*GOAL:* All of the records below need to be copied exactly.

*TASK INPUT:*
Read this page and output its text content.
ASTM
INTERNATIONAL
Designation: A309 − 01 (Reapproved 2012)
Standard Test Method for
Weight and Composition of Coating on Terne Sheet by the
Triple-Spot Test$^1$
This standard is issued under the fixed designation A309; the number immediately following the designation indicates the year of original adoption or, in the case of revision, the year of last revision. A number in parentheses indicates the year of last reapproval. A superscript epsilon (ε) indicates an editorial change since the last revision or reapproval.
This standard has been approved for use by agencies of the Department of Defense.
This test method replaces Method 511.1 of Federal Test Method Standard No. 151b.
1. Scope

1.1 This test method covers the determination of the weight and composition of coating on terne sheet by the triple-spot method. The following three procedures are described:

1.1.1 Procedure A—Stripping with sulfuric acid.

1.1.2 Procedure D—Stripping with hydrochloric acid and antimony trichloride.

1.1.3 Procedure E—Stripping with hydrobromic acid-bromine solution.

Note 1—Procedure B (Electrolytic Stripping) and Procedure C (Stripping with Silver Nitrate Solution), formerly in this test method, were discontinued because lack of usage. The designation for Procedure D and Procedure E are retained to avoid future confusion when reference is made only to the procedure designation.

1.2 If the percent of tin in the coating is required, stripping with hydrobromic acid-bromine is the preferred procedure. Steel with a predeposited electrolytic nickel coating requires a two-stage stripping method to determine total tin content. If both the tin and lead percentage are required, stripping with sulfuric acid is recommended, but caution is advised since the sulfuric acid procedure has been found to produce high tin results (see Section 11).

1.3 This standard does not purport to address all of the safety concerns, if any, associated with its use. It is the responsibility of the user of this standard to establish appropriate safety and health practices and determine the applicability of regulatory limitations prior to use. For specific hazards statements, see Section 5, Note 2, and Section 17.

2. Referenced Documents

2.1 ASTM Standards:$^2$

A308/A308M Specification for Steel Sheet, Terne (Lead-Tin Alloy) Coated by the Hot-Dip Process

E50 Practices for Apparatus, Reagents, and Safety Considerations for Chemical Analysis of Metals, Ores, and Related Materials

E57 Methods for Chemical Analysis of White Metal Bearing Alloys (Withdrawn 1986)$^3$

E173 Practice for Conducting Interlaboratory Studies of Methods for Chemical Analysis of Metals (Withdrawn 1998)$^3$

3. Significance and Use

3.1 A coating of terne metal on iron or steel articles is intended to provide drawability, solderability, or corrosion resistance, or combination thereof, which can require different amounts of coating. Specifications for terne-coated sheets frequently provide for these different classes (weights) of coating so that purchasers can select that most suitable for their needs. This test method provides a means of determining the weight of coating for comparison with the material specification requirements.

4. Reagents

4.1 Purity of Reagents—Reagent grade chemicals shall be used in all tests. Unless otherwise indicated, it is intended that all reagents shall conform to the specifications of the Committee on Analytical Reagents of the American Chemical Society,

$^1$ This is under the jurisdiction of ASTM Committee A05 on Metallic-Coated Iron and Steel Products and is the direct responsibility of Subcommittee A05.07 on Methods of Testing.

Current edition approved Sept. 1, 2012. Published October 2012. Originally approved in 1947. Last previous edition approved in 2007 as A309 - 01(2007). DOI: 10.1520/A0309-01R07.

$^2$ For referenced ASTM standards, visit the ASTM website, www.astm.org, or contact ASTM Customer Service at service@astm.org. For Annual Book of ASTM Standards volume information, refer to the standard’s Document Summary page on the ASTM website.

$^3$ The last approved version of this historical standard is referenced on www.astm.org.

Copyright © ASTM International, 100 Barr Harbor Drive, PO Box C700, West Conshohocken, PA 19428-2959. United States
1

*RESPONSE TO THIS EXERCISE:*
Read this page and output its text content.
ASTM
INTERNATIONAL
Designation: A309 − 01 (Reapproved 2012)
Standard Test Method for
Weight and Composition of Coating on Terne Sheet by the
Triple-Spot Test$^1$
This standard is issued under the fixed designation A309; the number immediately following the designation indicates the year of original adoption or, in the case of revision, the year of last revision. A number in parentheses indicates the year of last reapproval. A superscript epsilon (ε) indicates an editorial change since the last revision or reapproval.
This standard has been approved for use by agencies of the Department of Defense.
This test method replaces Method 511.1 of Federal Test Method Standard No. 151b.
1. Scope

1.1 This test method covers the determination of the weight and composition of coating on terne sheet by the triple-spot method. The following three procedures are described:

1.1.1 Procedure A—Stripping with sulfuric acid.

1.1.2 Procedure D—Stripping with hydrochloric acid and antimony trichloride.

1.1.3 Procedure E—Stripping with hydrobromic acid-bromine solution.

Note 1—Procedure B (Electrolytic Stripping) and Procedure C (Stripping with Silver Nitrate Solution), formerly in this test method, were discontinued because lack of usage. The designation for Procedure D and Procedure E are retained to avoid future confusion when reference is made only to the procedure designation.

1.2 If the percent of tin in the coating is required, stripping with hydrobromic acid-bromine is the preferred procedure. Steel with a predeposited electrolytic nickel coating requires a two-stage stripping method to determine total tin content. If both the tin and lead percentage are required, stripping with sulfuric acid is recommended, but caution is advised since the sulfuric acid procedure has been found to produce high tin results (see Section 11).

1.3 This standard does not purport to address all of the safety concerns, if any, associated with its use. It is the responsibility of the user of this standard to establish appropriate safety and health practices and determine the applicability of regulatory limitations prior to use. For specific hazards statements, see Section 5, Note 2, and Section 17.

2. Referenced Documents

2.1 ASTM Standards:$^2$

A308/A308M Specification for Steel Sheet, Terne (Lead-Tin Alloy) Coated by the Hot-Dip Process

E50 Practices for Apparatus, Reagents, and Safety Considerations for Chemical Analysis of Metals, Ores, and Related Materials

E57 Methods for Chemical Analysis of White Metal Bearing Alloys (Withdrawn 1986)$^3$

E173 Practice for Conducting Interlaboratory Studies of Methods for Chemical Analysis of Metals (Withdrawn 1998)$^3$

3. Significance and Use

3.1 A coating of terne metal on iron or steel articles is intended to provide drawability, solderability, or corrosion resistance, or combination thereof, which can require different amounts of coating. Specifications for terne-coated sheets frequently provide for these different classes (weights) of coating so that purchasers can select that most suitable for their needs. This test method provides a means of determining the weight of coating for comparison with the material specification requirements.

4. Reagents

4.1 Purity of Reagents—Reagent grade chemicals shall be used in all tests. Unless otherwise indicated, it is intended that all reagents shall conform to the specifications of the Committee on Analytical Reagents of the American Chemical Society,

$^1$ This is under the jurisdiction of ASTM Committee A05 on Metallic-Coated Iron and Steel Products and is the direct responsibility of Subcommittee A05.07 on Methods of Testing.

Current edition approved Sept. 1, 2012. Published October 2012. Originally approved in 1947. Last previous edition approved in 2007 as A309 - 01(2007). DOI: 10.1520/A0309-01R07.

$^2$ For referenced ASTM standards, visit the ASTM website, www.astm.org, or contact ASTM Customer Service at service@astm.org. For Annual Book of ASTM Standards volume information, refer to the standard’s Document Summary page on the ASTM website.

$^3$ The last approved version of this historical standard is referenced on www.astm.org.

Copyright © ASTM International, 100 Barr Harbor Drive, PO Box C700, West Conshohocken, PA 19428-2959. United States
1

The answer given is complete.